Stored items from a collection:
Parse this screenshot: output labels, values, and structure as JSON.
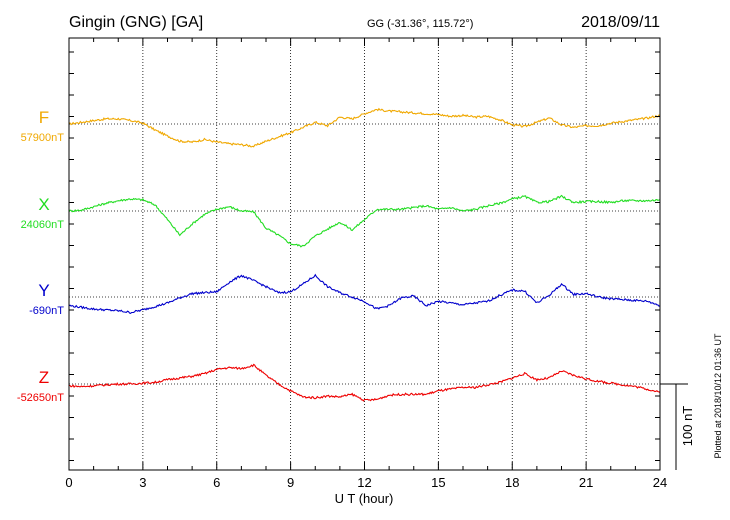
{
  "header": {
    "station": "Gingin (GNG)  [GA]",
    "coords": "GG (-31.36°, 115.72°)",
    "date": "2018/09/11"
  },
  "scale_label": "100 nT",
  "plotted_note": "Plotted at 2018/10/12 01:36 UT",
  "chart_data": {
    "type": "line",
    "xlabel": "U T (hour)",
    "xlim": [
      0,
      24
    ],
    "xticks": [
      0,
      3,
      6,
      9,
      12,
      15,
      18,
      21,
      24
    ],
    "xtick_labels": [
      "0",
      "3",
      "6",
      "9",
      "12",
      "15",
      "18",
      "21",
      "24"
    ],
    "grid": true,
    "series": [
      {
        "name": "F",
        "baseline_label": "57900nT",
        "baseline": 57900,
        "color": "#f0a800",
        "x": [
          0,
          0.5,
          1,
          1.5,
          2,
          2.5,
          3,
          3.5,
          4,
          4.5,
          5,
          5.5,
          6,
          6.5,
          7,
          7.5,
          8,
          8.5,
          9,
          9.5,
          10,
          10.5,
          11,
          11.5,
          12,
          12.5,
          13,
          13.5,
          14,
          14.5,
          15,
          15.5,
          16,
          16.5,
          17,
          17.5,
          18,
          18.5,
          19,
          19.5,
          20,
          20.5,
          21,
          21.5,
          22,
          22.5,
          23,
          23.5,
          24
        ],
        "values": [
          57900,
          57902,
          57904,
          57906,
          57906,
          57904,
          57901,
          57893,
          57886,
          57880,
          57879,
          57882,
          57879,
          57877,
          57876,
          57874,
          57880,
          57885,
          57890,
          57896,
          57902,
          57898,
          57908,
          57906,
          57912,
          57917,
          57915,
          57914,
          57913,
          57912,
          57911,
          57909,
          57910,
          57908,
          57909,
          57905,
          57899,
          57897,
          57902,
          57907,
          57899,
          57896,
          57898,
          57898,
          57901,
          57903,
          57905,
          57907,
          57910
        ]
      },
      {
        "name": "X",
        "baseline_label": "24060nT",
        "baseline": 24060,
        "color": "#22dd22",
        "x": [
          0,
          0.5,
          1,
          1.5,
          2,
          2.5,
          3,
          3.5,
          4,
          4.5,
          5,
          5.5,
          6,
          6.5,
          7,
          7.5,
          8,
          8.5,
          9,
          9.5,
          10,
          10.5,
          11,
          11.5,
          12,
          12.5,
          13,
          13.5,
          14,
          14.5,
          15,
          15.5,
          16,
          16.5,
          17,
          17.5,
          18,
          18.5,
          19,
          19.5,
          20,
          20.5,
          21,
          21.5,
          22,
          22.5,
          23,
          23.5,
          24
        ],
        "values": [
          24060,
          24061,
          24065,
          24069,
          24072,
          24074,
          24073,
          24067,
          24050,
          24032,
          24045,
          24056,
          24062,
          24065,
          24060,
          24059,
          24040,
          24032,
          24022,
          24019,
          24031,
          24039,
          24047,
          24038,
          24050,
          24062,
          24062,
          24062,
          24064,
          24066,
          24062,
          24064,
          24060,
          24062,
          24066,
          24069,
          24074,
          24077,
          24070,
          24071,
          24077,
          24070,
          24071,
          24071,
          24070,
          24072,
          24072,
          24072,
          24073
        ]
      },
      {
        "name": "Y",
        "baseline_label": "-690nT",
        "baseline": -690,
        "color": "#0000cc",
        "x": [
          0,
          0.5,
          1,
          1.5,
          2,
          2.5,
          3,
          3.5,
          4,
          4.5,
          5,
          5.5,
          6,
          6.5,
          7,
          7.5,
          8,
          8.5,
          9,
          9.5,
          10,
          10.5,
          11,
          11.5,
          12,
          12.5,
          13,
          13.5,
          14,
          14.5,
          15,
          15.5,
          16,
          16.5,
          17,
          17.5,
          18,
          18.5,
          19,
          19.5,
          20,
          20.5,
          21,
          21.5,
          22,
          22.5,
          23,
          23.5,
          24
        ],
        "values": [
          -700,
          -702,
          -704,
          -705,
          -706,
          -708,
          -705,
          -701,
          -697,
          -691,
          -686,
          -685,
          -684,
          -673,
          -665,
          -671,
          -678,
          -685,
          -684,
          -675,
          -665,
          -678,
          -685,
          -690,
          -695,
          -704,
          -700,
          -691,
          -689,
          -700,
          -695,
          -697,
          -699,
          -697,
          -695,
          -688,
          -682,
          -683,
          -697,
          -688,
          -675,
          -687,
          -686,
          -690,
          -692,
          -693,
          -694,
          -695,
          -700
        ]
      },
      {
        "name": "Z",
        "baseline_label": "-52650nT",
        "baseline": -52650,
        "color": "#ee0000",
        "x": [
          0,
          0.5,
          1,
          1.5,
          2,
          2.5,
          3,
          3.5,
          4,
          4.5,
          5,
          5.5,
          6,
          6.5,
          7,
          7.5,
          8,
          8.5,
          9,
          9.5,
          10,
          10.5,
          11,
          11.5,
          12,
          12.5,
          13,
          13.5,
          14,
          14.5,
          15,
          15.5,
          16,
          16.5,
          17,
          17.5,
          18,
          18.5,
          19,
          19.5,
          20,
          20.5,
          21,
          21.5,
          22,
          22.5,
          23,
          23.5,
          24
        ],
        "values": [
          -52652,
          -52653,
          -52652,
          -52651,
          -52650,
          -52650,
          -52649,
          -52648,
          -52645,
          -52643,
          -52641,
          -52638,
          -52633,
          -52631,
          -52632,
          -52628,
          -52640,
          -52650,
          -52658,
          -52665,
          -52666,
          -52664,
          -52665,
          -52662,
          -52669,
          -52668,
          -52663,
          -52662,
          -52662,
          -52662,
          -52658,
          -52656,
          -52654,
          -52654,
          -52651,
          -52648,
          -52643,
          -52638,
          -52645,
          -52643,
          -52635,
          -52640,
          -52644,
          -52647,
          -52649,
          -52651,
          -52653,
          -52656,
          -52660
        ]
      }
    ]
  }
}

§ What is being asked
Looking at the data above, show all lines where the word "color" occurs.

§ Complete answer
        "color": "#f0a800",
        "color": "#22dd22",
        "color": "#0000cc",
        "color": "#ee0000",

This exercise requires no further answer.